Scan the data below for the string "annotation". Show every line where it turns up.

### Data entries
********
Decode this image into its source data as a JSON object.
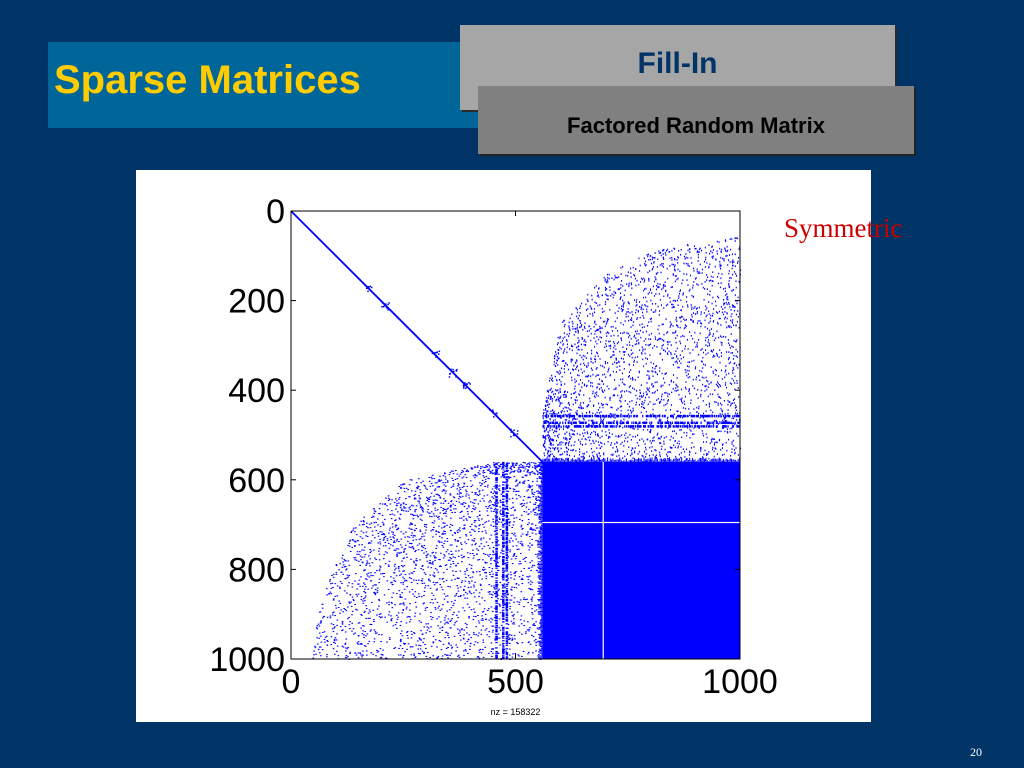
{
  "slide": {
    "title": "Sparse Matrices",
    "heading": "Fill-In",
    "subheading": "Factored Random Matrix",
    "annotation": "Symmetric",
    "page_number": "20"
  },
  "colors": {
    "background": "#003366",
    "title_bar": "#006699",
    "title_text": "#FFCC00",
    "heading_box": "#A6A6A6",
    "heading_text": "#003366",
    "subheading_box": "#808080",
    "annotation": "#CC0000",
    "marks": "#0000FF"
  },
  "chart_data": {
    "type": "scatter",
    "description_label": "nz = 158322",
    "xlim": [
      0,
      1000
    ],
    "ylim": [
      0,
      1000
    ],
    "y_inverted": true,
    "x_ticks": [
      "0",
      "500",
      "1000"
    ],
    "y_ticks": [
      "0",
      "200",
      "400",
      "600",
      "800",
      "1000"
    ],
    "x_tick_values": [
      0,
      500,
      1000
    ],
    "y_tick_values": [
      0,
      200,
      400,
      600,
      800,
      1000
    ],
    "grid": false,
    "regions": {
      "diagonal_end": 565,
      "dense_block": {
        "row_start": 560,
        "row_end": 1000,
        "col_start": 560,
        "col_end": 1000
      },
      "upper_boundary": [
        [
          560,
          450
        ],
        [
          600,
          250
        ],
        [
          700,
          140
        ],
        [
          800,
          90
        ],
        [
          900,
          70
        ],
        [
          1000,
          55
        ]
      ],
      "lower_boundary": [
        [
          450,
          560
        ],
        [
          250,
          600
        ],
        [
          140,
          700
        ],
        [
          90,
          800
        ],
        [
          60,
          900
        ],
        [
          45,
          1000
        ]
      ]
    }
  }
}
********
### Correct response
    "annotation": "Symmetric",
    "annotation": "#CC0000",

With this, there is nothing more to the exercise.